#### GIVEN EXERCISE:
List each line holding the string "label".

Dataset excerpt:
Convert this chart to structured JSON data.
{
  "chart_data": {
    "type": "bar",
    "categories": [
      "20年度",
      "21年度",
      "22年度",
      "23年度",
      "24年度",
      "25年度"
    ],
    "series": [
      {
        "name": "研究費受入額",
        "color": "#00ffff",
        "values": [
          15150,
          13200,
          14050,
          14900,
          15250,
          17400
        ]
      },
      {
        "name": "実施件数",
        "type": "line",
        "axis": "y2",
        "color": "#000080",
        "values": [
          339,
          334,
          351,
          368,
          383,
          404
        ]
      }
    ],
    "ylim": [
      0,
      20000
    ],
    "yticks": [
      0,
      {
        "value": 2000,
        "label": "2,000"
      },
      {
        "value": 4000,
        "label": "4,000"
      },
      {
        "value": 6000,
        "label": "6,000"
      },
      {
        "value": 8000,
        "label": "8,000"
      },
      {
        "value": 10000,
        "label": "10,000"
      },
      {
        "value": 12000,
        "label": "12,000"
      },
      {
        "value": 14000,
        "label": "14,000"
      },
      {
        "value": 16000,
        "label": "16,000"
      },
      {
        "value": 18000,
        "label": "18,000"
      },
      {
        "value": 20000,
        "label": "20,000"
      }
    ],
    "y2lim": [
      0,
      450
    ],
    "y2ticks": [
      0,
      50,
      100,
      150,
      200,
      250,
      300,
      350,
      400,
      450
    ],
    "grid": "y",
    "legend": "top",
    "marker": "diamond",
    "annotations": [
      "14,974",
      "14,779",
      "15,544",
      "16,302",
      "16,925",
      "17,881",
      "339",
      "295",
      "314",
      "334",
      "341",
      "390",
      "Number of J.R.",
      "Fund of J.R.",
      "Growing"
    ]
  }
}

#### COMPLETE ANSWER:
        "label": "2,000"
        "label": "4,000"
        "label": "6,000"
        "label": "8,000"
        "label": "10,000"
        "label": "12,000"
        "label": "14,000"
        "label": "16,000"
        "label": "18,000"
        "label": "20,000"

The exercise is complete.